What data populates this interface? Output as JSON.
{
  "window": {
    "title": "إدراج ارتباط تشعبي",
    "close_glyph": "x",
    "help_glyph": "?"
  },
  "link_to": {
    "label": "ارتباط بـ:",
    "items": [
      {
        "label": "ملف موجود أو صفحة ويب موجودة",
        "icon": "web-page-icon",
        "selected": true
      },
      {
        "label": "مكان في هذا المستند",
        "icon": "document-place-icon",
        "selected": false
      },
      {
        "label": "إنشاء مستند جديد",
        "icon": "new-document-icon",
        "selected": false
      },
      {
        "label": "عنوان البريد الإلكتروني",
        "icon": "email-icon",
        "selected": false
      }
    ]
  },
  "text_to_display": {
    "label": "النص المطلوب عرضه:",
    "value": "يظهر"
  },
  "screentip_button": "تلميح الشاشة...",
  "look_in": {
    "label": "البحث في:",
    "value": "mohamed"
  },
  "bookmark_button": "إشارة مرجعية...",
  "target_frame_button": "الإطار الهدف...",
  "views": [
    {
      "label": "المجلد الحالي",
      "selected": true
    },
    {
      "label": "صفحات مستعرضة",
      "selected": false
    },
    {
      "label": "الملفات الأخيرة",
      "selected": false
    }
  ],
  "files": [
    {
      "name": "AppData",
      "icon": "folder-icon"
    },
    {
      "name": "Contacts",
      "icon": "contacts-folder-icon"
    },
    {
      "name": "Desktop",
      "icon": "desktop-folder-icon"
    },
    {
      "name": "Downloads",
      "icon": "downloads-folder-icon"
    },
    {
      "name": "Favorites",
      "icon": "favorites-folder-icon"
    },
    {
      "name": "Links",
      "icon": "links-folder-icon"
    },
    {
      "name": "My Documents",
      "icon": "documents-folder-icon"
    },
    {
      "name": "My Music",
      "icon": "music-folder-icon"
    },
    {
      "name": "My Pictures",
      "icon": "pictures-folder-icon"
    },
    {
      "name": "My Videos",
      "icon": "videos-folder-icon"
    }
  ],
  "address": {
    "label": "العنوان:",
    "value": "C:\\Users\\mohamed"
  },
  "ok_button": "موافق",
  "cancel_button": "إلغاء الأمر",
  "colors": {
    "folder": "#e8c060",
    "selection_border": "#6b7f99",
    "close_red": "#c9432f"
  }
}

^^^^^^^^^^^^^^^^

**DIRECTION:**
Reproduce each entry word for word.

**SOLUTION TO THE PROBLEM:**
What data populates this interface? Output as JSON.
{
  "window": {
    "title": "إدراج ارتباط تشعبي",
    "close_glyph": "x",
    "help_glyph": "?"
  },
  "link_to": {
    "label": "ارتباط بـ:",
    "items": [
      {
        "label": "ملف موجود أو صفحة ويب موجودة",
        "icon": "web-page-icon",
        "selected": true
      },
      {
        "label": "مكان في هذا المستند",
        "icon": "document-place-icon",
        "selected": false
      },
      {
        "label": "إنشاء مستند جديد",
        "icon": "new-document-icon",
        "selected": false
      },
      {
        "label": "عنوان البريد الإلكتروني",
        "icon": "email-icon",
        "selected": false
      }
    ]
  },
  "text_to_display": {
    "label": "النص المطلوب عرضه:",
    "value": "يظهر"
  },
  "screentip_button": "تلميح الشاشة...",
  "look_in": {
    "label": "البحث في:",
    "value": "mohamed"
  },
  "bookmark_button": "إشارة مرجعية...",
  "target_frame_button": "الإطار الهدف...",
  "views": [
    {
      "label": "المجلد الحالي",
      "selected": true
    },
    {
      "label": "صفحات مستعرضة",
      "selected": false
    },
    {
      "label": "الملفات الأخيرة",
      "selected": false
    }
  ],
  "files": [
    {
      "name": "AppData",
      "icon": "folder-icon"
    },
    {
      "name": "Contacts",
      "icon": "contacts-folder-icon"
    },
    {
      "name": "Desktop",
      "icon": "desktop-folder-icon"
    },
    {
      "name": "Downloads",
      "icon": "downloads-folder-icon"
    },
    {
      "name": "Favorites",
      "icon": "favorites-folder-icon"
    },
    {
      "name": "Links",
      "icon": "links-folder-icon"
    },
    {
      "name": "My Documents",
      "icon": "documents-folder-icon"
    },
    {
      "name": "My Music",
      "icon": "music-folder-icon"
    },
    {
      "name": "My Pictures",
      "icon": "pictures-folder-icon"
    },
    {
      "name": "My Videos",
      "icon": "videos-folder-icon"
    }
  ],
  "address": {
    "label": "العنوان:",
    "value": "C:\\Users\\mohamed"
  },
  "ok_button": "موافق",
  "cancel_button": "إلغاء الأمر",
  "colors": {
    "folder": "#e8c060",
    "selection_border": "#6b7f99",
    "close_red": "#c9432f"
  }
}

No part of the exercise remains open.